>> START TEXT BLOCK

It’s innumerate I would argue. There are a lot of “ought to be” aspects to life but it’s not a very useful layer of thought. I prefer thinking about “what is” and from there think about changing things for the better. By “what is” I’m referring to empiricism, collecting data and using numbers to facilitate reason. The two modes, what ought to be vs what is, needn’t be incompatible, though acceptance is a difficult first step for many. In any case, if there is solid empirical evidence for the yimby-topian fantasies I hear, about how mixed used shopping plazas will solve the worlds ills, literally, I’ve yet to be convinced by any of it but I’d love to read any studies you might provide.
Public policy constantly requires leaps of faith to try to make the country better. You can't know that providing housing to the homeless helps them until you actually try it for the first time.

What is: Based on currently available numbers, there are about 59 vacant housing units for every homeless person in the U.S.[1]. We do not have a shortage of houses, but instead a shortage of desire to house the homeless.

What makes you think we, as one of the most powerful countries in the world, cannot provide housing to the homeless?

>> END TEXT BLOCK
>> START RAW DATA

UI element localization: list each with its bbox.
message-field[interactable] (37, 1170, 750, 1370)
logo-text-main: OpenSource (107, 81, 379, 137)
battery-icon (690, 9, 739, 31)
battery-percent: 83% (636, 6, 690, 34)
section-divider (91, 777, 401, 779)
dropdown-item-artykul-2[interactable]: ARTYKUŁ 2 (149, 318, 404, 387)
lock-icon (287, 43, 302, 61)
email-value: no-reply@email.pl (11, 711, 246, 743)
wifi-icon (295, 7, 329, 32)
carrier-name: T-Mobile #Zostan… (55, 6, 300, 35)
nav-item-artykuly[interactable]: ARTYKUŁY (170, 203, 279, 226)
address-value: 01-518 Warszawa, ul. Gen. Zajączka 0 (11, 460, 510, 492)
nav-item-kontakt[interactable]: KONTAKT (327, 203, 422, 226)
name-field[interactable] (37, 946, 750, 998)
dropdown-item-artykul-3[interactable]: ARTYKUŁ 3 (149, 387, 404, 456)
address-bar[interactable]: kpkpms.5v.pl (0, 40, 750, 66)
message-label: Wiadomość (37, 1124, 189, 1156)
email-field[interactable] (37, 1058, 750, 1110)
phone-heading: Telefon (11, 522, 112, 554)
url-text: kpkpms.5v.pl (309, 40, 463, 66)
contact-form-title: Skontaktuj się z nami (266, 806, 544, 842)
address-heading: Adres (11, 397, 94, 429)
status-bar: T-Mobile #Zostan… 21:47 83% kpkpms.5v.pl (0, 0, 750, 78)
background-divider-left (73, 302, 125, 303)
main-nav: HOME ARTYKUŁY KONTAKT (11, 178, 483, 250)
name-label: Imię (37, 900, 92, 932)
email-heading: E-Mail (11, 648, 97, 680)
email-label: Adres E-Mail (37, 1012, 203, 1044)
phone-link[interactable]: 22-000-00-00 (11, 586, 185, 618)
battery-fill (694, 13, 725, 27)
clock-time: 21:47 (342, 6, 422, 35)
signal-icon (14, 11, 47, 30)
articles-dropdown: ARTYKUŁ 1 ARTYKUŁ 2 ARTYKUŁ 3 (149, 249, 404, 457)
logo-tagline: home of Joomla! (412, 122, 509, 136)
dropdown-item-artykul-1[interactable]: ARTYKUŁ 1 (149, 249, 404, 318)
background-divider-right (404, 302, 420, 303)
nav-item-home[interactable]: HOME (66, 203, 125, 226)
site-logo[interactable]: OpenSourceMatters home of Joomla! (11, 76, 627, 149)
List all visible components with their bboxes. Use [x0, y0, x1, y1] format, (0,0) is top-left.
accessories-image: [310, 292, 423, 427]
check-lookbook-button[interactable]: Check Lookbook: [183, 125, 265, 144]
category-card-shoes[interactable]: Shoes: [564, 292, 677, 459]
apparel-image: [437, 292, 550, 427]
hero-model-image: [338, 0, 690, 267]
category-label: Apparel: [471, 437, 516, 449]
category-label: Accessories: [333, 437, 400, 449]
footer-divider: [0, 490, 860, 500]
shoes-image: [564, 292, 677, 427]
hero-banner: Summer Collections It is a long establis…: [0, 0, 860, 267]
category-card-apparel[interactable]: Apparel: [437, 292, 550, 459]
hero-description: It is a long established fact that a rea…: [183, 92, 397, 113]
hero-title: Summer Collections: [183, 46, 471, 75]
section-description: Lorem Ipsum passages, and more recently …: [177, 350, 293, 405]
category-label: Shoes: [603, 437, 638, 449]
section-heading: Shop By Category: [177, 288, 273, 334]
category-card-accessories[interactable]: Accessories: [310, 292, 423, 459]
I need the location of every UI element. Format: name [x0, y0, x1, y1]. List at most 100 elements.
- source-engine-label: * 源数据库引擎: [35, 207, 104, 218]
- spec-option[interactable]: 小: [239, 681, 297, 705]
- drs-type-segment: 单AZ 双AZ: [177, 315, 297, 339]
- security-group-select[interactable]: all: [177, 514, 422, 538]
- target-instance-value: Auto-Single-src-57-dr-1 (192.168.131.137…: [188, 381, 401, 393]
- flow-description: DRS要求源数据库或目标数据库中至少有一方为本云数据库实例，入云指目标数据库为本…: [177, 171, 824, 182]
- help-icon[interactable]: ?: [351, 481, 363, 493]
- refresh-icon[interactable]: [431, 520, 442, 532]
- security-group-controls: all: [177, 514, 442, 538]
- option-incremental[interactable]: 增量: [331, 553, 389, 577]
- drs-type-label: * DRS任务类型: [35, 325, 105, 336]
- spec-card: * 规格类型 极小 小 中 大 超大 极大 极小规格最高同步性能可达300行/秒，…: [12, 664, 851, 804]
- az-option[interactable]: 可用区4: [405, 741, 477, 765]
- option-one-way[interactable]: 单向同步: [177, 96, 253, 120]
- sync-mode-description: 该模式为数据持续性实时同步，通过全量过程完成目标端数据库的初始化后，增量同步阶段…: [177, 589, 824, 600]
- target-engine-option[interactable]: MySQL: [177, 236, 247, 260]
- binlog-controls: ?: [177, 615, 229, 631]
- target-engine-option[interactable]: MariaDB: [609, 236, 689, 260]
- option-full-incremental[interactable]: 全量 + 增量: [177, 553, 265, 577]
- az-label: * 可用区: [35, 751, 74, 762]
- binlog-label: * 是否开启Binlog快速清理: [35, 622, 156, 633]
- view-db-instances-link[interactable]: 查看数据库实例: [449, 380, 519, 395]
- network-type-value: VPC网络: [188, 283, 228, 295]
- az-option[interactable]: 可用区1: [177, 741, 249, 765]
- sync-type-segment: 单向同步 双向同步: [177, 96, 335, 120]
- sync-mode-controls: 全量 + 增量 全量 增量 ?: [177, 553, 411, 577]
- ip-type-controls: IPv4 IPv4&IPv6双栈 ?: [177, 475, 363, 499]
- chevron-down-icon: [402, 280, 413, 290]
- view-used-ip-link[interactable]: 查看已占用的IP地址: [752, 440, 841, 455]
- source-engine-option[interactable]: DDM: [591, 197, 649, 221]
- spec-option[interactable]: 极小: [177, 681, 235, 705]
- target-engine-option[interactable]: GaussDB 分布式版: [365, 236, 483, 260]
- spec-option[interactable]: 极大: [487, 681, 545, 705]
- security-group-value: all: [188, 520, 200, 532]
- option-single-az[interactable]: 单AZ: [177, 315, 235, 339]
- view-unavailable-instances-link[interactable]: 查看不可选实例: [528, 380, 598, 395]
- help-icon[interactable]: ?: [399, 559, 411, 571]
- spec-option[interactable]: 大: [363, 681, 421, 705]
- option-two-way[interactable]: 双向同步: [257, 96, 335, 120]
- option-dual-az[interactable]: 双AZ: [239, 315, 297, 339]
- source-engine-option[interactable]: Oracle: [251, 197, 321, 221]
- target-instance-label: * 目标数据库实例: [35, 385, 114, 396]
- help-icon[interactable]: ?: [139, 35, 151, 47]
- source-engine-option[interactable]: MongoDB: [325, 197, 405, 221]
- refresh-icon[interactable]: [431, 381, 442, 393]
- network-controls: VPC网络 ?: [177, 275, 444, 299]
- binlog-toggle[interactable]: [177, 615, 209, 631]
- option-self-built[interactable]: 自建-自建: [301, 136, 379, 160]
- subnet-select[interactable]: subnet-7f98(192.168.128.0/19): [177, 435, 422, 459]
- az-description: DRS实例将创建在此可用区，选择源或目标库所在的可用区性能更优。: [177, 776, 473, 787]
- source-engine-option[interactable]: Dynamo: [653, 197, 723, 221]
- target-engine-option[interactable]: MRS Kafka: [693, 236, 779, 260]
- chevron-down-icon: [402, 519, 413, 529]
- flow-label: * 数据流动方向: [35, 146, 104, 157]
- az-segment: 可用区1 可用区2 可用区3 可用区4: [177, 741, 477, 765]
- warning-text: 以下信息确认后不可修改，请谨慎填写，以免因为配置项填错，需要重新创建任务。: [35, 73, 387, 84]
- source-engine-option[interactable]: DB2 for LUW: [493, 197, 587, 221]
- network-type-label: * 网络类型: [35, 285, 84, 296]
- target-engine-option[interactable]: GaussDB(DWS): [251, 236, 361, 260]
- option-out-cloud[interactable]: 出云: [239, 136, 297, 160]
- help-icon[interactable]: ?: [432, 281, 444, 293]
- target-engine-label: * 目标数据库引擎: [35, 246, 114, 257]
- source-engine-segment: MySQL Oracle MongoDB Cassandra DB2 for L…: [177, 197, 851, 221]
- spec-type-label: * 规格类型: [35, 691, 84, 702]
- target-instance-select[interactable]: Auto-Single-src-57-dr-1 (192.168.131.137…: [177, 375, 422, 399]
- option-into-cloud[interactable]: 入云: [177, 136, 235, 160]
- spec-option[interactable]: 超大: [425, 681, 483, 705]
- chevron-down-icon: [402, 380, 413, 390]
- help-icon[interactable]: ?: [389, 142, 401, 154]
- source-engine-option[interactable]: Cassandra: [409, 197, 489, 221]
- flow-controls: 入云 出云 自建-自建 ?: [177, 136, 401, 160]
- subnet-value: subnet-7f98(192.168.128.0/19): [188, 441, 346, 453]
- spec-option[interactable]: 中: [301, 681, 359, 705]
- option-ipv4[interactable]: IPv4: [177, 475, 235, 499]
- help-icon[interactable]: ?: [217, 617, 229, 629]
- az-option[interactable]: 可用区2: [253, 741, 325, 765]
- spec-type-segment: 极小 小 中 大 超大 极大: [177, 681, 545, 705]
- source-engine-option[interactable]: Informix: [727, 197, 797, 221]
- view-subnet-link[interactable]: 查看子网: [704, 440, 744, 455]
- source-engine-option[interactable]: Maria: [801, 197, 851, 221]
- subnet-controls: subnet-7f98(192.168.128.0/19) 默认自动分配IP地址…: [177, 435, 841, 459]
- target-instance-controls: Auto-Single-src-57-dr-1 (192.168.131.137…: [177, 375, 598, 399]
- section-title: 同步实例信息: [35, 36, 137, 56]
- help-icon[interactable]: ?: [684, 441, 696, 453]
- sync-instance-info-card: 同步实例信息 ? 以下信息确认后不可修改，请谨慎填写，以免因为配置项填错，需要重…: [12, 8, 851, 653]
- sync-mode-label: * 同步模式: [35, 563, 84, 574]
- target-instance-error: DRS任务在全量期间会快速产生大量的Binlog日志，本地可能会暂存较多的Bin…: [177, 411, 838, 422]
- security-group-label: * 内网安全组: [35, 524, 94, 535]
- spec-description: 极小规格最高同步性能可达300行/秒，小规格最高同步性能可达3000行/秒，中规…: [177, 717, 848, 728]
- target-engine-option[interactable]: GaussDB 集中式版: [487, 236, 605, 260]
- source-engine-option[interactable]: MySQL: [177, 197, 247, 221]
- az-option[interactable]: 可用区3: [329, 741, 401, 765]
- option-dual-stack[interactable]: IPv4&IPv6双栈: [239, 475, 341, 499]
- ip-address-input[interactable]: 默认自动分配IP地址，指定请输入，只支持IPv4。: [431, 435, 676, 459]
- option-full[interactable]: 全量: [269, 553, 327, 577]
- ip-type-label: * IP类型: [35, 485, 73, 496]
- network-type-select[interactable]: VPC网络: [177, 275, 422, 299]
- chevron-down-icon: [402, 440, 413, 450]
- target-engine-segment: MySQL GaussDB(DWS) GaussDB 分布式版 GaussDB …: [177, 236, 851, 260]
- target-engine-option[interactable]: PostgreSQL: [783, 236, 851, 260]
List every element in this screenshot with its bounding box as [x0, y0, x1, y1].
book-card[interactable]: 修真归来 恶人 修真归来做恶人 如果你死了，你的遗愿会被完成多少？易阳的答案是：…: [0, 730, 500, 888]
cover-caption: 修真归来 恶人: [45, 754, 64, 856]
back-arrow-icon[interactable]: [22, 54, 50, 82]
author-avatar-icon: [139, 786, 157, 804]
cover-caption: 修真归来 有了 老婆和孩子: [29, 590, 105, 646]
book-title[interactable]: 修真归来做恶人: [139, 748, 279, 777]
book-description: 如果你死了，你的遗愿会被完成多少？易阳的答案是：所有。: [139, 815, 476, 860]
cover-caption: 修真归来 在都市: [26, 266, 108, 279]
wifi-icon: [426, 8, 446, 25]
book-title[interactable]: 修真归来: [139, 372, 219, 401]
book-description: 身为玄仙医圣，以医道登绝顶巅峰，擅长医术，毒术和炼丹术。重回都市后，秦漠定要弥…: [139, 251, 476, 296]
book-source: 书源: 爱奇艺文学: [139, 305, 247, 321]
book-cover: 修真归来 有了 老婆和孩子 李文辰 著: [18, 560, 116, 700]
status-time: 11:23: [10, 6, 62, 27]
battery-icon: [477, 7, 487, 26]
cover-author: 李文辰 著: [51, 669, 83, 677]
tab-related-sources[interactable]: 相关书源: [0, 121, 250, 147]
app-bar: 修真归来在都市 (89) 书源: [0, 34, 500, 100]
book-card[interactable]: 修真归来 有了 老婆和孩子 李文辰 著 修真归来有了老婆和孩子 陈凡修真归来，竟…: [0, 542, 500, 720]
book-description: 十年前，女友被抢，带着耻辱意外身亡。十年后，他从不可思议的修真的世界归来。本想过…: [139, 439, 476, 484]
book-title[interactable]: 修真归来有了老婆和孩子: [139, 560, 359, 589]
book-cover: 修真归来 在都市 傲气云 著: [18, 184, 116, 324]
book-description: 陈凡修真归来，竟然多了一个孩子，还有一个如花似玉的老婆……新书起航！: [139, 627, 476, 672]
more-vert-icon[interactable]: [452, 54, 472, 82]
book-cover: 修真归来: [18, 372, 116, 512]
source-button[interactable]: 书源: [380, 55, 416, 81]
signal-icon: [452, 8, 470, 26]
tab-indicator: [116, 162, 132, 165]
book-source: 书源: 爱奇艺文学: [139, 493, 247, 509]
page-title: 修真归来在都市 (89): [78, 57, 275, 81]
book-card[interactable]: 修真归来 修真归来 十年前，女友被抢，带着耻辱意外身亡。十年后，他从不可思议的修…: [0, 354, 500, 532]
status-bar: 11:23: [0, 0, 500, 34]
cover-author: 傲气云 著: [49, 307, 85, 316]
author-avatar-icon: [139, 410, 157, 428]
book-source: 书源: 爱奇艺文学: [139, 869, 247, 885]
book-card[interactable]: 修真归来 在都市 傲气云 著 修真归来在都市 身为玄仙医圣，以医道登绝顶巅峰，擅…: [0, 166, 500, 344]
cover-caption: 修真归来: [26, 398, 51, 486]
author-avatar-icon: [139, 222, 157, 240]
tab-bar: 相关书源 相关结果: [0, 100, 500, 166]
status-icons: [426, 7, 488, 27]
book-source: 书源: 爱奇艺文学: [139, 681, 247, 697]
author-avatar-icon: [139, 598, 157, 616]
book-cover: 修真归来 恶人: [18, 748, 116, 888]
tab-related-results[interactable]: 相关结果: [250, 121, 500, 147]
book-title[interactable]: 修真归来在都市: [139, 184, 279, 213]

>> END RAW DATA

# [LIST OF TASKS]
a) Answer these questions using the housing discussion:
(i) What does the first writer prefer thinking about, as opposed to "ought to be"?
(ii) How many vacant housing units are there for every homeless person in the U.S., based on currently available numbers?
(iii) What example is given of something you can't know helps until you try it for the first time?
b) Write the next part of the housing discussion, picking up after its final sentence.
The records have no connection to the housing discussion.

# [OUTPUTS FOR THE TASKS]
a)
(i) "What is": empiricism, collecting data and using numbers to facilitate reason.
(ii) About 59.
(iii) Providing housing to the homeless.

b)
Also, if you want to actually have a conversation about this, I would appreciate if you don't belittle my comments.

[1]: https://www.self.inc/info/empty-homes/

I agree that vacant units, and units that are unsafe due to lead, asbestos, etc... are a very real problem and a good target for public policy. I think the idea that I often hear, that we can build new homes until rents are so low it decreases homelessness, to be a poorly thought out idea. To see a good example of how it turns out, look at San Jose’s new google village. Homelessness increases while the developers and google get rich, and the public get a few hundred “low income” studio apartments that if they don’t sit vacant will end up renting to the googlers who are the only ones who can actually afford the $3000 “low income” rent, for example.